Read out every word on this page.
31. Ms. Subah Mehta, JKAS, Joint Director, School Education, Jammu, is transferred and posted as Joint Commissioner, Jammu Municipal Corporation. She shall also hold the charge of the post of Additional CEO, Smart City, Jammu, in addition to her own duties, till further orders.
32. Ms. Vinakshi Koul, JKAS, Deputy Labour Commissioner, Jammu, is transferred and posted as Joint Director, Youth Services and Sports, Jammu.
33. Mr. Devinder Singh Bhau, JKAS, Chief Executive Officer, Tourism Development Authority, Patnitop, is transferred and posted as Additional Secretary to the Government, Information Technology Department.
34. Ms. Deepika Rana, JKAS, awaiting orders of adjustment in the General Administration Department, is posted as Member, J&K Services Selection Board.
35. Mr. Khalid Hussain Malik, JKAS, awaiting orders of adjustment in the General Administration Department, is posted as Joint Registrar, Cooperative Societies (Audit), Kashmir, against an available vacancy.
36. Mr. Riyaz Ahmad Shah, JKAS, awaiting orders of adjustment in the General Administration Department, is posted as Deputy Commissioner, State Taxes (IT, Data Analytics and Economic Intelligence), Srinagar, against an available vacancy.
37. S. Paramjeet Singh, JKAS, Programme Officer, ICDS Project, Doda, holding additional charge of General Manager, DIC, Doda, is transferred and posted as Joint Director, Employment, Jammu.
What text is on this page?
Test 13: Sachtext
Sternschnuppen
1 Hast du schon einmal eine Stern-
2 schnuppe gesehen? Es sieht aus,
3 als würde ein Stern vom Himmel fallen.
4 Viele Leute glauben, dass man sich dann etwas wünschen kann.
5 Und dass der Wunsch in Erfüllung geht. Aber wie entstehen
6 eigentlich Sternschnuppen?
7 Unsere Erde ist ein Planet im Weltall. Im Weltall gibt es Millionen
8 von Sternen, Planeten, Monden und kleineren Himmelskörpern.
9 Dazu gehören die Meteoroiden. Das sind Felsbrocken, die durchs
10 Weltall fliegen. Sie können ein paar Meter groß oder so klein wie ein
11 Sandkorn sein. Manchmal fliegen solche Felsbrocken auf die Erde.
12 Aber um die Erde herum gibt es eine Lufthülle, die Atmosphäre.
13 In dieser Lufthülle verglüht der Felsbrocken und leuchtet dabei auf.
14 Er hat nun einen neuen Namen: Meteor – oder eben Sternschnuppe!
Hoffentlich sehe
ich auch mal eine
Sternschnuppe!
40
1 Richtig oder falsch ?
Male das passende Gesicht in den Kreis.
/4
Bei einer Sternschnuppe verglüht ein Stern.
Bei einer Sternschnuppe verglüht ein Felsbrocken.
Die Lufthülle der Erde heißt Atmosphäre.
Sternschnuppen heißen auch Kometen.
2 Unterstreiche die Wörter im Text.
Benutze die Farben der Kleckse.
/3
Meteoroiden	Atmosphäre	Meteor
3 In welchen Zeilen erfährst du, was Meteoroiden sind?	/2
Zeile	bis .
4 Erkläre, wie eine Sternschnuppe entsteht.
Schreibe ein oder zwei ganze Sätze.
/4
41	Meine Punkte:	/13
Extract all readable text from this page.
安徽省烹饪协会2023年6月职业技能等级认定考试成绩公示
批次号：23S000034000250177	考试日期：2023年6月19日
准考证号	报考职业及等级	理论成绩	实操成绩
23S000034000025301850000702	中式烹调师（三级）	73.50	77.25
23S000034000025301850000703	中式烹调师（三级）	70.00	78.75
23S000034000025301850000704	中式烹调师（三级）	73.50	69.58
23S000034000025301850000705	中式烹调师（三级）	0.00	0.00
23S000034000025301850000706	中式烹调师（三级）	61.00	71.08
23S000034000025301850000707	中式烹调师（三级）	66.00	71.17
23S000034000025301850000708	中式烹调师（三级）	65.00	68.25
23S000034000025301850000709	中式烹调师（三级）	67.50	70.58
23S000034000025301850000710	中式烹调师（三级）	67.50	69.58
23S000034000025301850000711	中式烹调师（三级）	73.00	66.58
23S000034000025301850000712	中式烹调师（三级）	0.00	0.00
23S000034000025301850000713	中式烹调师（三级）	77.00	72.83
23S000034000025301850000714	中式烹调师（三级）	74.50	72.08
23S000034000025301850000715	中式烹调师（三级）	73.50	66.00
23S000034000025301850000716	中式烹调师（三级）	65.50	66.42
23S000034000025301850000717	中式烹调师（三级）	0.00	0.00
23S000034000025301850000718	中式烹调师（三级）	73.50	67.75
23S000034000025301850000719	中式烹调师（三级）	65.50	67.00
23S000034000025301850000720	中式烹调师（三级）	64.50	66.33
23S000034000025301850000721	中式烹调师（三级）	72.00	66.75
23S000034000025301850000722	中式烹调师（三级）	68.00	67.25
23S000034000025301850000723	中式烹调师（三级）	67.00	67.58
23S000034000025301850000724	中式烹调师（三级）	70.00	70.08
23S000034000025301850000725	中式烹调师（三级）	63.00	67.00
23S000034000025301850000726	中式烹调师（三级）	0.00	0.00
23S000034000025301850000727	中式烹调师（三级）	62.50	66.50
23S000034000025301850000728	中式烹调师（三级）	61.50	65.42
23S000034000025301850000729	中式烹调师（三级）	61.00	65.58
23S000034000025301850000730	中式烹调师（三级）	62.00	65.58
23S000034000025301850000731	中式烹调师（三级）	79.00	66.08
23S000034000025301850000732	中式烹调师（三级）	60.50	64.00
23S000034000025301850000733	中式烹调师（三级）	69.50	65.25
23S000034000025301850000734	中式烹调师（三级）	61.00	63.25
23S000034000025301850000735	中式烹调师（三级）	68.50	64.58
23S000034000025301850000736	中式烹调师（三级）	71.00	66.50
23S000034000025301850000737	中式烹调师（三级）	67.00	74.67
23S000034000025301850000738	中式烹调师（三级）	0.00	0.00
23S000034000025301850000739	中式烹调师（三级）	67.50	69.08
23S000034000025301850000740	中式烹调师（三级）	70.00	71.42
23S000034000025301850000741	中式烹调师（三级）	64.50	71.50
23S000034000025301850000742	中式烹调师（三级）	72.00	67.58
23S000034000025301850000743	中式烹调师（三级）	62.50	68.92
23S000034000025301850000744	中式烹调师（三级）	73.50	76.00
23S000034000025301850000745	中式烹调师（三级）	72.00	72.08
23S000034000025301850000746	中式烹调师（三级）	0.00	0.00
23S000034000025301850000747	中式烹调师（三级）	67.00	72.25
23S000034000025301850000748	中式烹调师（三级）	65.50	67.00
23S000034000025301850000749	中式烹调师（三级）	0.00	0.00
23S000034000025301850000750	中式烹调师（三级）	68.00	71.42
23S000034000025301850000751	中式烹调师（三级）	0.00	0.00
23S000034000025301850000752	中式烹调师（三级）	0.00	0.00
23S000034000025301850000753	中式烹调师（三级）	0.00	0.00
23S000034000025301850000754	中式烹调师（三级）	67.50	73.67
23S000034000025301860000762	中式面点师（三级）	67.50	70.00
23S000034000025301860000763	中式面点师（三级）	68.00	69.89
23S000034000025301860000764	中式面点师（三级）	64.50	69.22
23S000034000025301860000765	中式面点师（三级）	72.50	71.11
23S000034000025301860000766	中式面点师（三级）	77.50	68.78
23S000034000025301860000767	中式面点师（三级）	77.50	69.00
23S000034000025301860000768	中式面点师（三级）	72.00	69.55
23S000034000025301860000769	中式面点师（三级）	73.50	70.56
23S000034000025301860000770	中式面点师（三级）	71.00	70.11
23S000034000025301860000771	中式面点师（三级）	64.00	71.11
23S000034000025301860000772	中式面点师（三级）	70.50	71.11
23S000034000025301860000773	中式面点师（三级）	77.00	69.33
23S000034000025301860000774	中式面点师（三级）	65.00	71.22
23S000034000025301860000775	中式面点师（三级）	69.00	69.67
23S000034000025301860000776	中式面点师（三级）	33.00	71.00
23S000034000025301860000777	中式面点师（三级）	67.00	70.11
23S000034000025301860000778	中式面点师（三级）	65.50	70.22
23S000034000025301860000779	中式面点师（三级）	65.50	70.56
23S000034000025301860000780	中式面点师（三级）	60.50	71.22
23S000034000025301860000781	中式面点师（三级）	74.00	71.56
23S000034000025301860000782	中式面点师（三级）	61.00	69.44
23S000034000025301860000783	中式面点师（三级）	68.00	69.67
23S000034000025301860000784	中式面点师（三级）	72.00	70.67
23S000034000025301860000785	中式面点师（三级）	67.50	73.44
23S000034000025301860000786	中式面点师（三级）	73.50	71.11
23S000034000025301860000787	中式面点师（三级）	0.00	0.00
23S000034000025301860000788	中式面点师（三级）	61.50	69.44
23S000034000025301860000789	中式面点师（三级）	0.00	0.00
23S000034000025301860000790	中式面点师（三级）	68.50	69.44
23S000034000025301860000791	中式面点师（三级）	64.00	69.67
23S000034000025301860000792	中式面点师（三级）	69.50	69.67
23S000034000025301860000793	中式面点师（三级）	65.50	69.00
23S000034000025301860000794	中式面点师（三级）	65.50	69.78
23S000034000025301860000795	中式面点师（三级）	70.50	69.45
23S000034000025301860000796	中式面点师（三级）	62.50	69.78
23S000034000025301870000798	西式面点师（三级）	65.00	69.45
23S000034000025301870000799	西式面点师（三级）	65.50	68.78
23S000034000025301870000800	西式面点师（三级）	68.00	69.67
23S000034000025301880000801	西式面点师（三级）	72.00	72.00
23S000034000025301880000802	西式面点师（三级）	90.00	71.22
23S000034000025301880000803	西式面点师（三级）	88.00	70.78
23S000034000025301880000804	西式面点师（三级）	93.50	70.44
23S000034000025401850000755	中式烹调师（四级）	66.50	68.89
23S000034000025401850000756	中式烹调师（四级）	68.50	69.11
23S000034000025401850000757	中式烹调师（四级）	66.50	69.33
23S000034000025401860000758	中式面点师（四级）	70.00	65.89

============================================================

- [Problem description]: From the listing above, copy out each line where the word "Meteoroiden" appears.

- [Reply]:
9 Dazu gehören die Meteoroiden. Das sind Felsbrocken, die durchs
Meteoroiden	Atmosphäre	Meteor
3 In welchen Zeilen erfährst du, was Meteoroiden sind?	/2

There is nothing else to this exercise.